Collection entries
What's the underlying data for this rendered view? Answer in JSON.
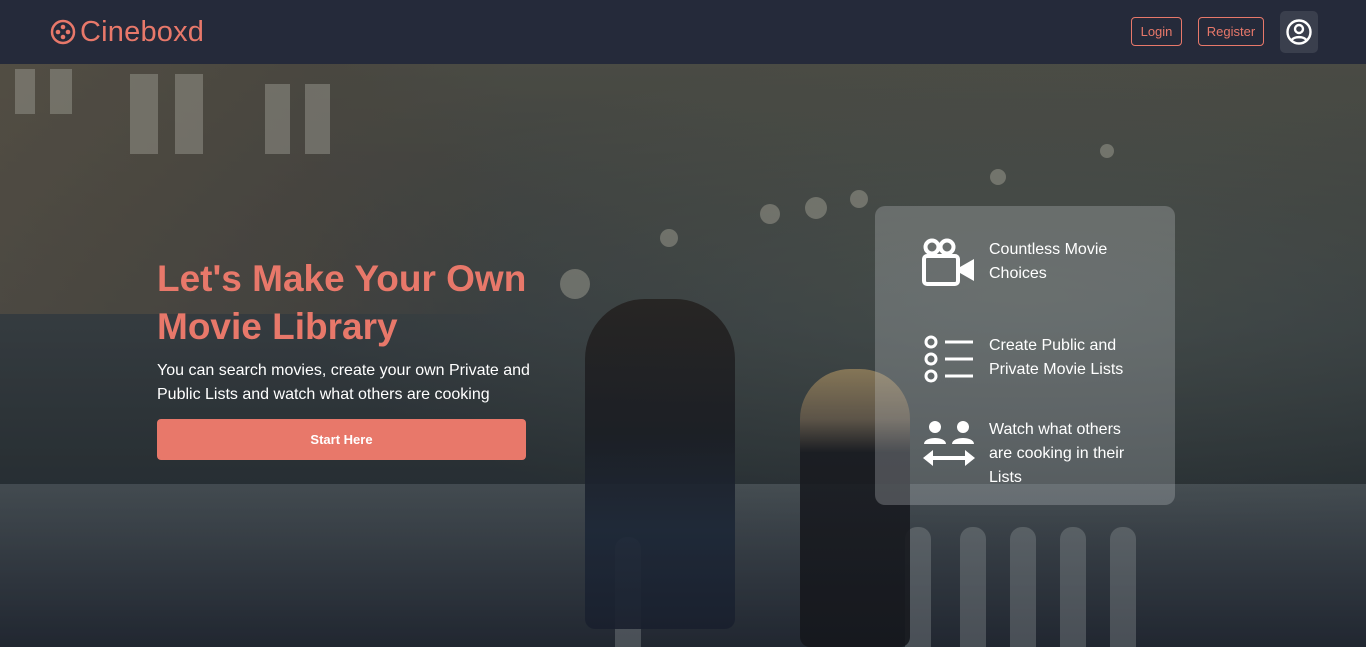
{
  "brand": {
    "name": "Cineboxd"
  },
  "nav": {
    "login_label": "Login",
    "register_label": "Register"
  },
  "hero": {
    "title": "Let's Make Your Own Movie Library",
    "subtitle": "You can search movies, create your own Private and Public Lists and watch what others are cooking",
    "cta_label": "Start Here"
  },
  "features": [
    {
      "icon": "video-camera-icon",
      "text": "Countless Movie Choices"
    },
    {
      "icon": "list-icon",
      "text": "Create Public and Private Movie Lists"
    },
    {
      "icon": "users-exchange-icon",
      "text": "Watch what others are cooking in their Lists"
    }
  ],
  "colors": {
    "accent": "#e8786a",
    "navbar": "#252a3a",
    "text": "#ffffff"
  }
}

● **What is being asked**
Set down every entry word for word, but omit the pictures.

● **Final answer**
What's the underlying data for this rendered view? Answer in JSON.
{
  "brand": {
    "name": "Cineboxd"
  },
  "nav": {
    "login_label": "Login",
    "register_label": "Register"
  },
  "hero": {
    "title": "Let's Make Your Own Movie Library",
    "subtitle": "You can search movies, create your own Private and Public Lists and watch what others are cooking",
    "cta_label": "Start Here"
  },
  "features": [
    {
      "icon": "video-camera-icon",
      "text": "Countless Movie Choices"
    },
    {
      "icon": "list-icon",
      "text": "Create Public and Private Movie Lists"
    },
    {
      "icon": "users-exchange-icon",
      "text": "Watch what others are cooking in their Lists"
    }
  ],
  "colors": {
    "accent": "#e8786a",
    "navbar": "#252a3a",
    "text": "#ffffff"
  }
}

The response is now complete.